**EXCERPTED TEXT**
□ □ □
Topic: Stress and Disease

Level: AEMT

23 minute read

ANS: The autonomic nervous system ("ANS") controls all of the movement in your body that is automatic, e.g., your heartbeat, the movement of food through your digestive tract, and breathing. It is made up of two branches

  1. SYMPATHETIC NERVOUS SYSTEM ("Adrenergic"--adrenalin, or epinephrine, and noradrenaline, or norepinephrine, as major neurotransmitters)
  2. PARASYMPATHETIC NERVOUS SYSTEM  ("Cholinergic"--acetylcholine as the major neurotransmitter)

The sympathetic and parasympathetic nervous systems usually do opposite things in the body:

  • The sympathetic nervous system prepares your body for physical and mental activity:
    • increased heart rate and BP,
    • shunting blood (and oxygenation) to the brain and muscles. 
  • The parasympathetic nervous system is responsible for bodily functions when we are at rest:
    • digestion,
    • various metabolic processes, and
    • relaxation.

The sympathetic and parasympathetic nervous systems do not always work in opposite directions; they sometimes complement each other.

Image result for opposites symbolIn Chinese philosophy, yin and yang ("dark-bright" or "negative-positive") describe how seemingly opposite or contrary forces may actually be complementary, interconnected, and interdependent in the natural world, and how they may give rise to each other as they interrelate to one another. This is a pretty good analogy for the way the two parts of the ANS interrelate. 



The Sympathetic Nervous System ("Fight-or-Flight")
□ □ □
**TASK INSTRUCTIONS**
Reproduce the stretch of the nervous system text that starts at the words "2. PARASYMPATHETIC NERVOUS" and stops after "complement each other.", word for word.
□ □ □
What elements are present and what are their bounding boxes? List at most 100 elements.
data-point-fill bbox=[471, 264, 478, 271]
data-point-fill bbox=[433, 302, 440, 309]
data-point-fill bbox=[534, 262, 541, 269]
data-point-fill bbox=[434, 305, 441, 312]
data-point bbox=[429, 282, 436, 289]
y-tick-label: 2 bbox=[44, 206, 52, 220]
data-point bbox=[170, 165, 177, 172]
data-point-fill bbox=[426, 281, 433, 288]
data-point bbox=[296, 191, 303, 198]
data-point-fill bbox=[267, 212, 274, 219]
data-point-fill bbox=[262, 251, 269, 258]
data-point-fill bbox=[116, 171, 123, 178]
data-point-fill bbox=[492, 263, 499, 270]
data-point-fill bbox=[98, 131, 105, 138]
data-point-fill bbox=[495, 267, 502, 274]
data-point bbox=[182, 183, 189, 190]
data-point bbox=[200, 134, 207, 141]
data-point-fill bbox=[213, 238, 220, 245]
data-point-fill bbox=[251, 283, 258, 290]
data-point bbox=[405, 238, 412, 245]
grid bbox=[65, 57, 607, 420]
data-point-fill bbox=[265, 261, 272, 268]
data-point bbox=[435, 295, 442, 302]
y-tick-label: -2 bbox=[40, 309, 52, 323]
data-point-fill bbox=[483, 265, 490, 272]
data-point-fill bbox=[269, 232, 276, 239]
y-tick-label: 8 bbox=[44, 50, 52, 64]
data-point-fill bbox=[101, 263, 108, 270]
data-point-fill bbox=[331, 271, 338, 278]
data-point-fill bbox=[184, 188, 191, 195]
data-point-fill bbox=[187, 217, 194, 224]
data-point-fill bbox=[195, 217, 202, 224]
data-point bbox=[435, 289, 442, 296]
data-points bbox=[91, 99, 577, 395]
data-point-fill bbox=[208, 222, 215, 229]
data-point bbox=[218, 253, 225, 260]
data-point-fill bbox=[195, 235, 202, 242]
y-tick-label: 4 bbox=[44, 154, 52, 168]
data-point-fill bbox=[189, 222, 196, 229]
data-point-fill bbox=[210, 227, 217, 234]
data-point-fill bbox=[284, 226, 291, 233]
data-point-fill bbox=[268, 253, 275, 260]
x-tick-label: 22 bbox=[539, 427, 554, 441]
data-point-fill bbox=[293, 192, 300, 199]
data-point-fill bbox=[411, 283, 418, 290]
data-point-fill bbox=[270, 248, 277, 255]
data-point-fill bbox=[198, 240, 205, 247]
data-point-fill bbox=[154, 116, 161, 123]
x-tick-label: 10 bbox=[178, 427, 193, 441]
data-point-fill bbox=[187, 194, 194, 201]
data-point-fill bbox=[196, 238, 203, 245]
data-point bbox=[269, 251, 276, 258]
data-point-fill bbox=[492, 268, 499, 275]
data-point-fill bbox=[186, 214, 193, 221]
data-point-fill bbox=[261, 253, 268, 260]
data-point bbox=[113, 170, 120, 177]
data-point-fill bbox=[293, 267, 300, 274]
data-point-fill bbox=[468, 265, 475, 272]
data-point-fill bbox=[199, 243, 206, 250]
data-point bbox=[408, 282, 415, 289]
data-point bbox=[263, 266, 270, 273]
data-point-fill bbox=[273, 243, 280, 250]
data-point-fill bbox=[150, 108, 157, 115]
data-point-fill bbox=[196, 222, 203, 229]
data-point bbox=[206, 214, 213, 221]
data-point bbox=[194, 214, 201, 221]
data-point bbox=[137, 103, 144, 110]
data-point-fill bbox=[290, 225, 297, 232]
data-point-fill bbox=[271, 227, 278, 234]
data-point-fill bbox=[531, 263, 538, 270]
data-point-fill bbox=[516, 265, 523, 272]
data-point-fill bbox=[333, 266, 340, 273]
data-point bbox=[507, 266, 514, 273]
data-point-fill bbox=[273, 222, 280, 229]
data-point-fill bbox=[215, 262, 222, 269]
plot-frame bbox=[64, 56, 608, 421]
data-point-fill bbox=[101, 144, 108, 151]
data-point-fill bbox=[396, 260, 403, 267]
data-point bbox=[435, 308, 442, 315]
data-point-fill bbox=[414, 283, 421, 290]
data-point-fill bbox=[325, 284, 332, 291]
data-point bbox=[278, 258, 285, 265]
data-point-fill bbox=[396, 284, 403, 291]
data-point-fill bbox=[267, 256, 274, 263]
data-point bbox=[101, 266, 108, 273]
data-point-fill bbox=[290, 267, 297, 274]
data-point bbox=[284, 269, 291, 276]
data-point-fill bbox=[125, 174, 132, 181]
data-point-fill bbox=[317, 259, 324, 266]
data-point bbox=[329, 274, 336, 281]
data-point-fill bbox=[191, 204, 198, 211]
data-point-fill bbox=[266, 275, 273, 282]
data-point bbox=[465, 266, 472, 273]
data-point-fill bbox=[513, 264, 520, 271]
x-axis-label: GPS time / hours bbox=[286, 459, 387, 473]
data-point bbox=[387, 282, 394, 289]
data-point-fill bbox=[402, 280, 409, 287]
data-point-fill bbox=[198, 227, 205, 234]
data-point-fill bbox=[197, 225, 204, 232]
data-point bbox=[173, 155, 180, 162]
□ □ □
**REPLY TO THE TASK**
2. PARASYMPATHETIC NERVOUS SYSTEM  ("Cholinergic"--acetylcholine as the major neurotransmitter)

The sympathetic and parasympathetic nervous systems usually do opposite things in the body:

  • The sympathetic nervous system prepares your body for physical and mental activity:
    • increased heart rate and BP,
    • shunting blood (and oxygenation) to the brain and muscles. 
  • The parasympathetic nervous system is responsible for bodily functions when we are at rest:
    • digestion,
    • various metabolic processes, and
    • relaxation.

The sympathetic and parasympathetic nervous systems do not always work in opposite directions; they sometimes complement each other.